* DATASET RECORDS *

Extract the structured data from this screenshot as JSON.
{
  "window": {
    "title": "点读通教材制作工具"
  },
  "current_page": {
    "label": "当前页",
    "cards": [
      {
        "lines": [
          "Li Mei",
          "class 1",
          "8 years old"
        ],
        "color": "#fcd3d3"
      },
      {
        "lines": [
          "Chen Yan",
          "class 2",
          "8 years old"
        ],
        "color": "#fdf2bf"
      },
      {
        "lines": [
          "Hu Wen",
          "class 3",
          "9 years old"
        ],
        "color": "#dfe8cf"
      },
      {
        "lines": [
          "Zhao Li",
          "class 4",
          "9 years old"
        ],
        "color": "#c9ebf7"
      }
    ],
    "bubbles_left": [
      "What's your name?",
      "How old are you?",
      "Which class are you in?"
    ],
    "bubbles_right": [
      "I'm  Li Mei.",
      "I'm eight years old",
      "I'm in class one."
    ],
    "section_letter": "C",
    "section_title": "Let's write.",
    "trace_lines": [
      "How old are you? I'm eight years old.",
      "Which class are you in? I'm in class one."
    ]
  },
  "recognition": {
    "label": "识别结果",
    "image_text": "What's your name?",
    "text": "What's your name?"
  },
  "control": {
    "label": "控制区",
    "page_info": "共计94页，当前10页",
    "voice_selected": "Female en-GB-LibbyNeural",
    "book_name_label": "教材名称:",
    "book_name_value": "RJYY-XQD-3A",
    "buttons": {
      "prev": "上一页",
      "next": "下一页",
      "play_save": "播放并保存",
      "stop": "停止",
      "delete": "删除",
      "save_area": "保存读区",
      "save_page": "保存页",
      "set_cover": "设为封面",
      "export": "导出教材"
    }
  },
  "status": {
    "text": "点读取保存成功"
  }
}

---

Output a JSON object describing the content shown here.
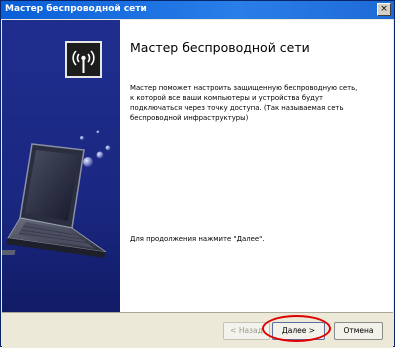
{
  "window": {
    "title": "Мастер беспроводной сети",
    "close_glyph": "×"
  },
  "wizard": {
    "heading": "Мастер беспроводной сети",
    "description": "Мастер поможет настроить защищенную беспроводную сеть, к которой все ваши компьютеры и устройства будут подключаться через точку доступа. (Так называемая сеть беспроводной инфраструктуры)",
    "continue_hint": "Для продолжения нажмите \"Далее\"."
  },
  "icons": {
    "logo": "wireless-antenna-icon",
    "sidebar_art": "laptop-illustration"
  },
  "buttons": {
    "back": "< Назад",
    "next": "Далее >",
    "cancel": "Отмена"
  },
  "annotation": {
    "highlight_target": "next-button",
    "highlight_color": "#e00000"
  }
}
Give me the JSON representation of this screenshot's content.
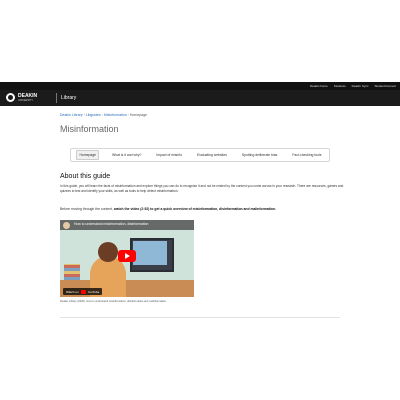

* TO BE DONE *
Begin with the line where "Output a JSON" appears and end with the line where "Give me the" appears. Copy only that stretch, exactly, with no pictures.

* THE REPLY *
Output a JSON object describing the content shown here.
{
  "window": {
    "title": "Мастер беспроводной сети",
    "close_glyph": "×"
  },
  "wizard": {
    "heading": "Мастер беспроводной сети",
    "description": "Мастер поможет настроить защищенную беспроводную сеть, к которой все ваши компьютеры и устройства будут подключаться через точку доступа. (Так называемая сеть беспроводной инфраструктуры)",
    "continue_hint": "Для продолжения нажмите \"Далее\"."
  },
  "icons": {
    "logo": "wireless-antenna-icon",
    "sidebar_art": "laptop-illustration"
  },
  "buttons": {
    "back": "< Назад",
    "next": "Далее >",
    "cancel": "Отмена"
  },
  "annotation": {
    "highlight_target": "next-button",
    "highlight_color": "#e00000"
  }
}
Give me the JSON representation of this screenshot's content.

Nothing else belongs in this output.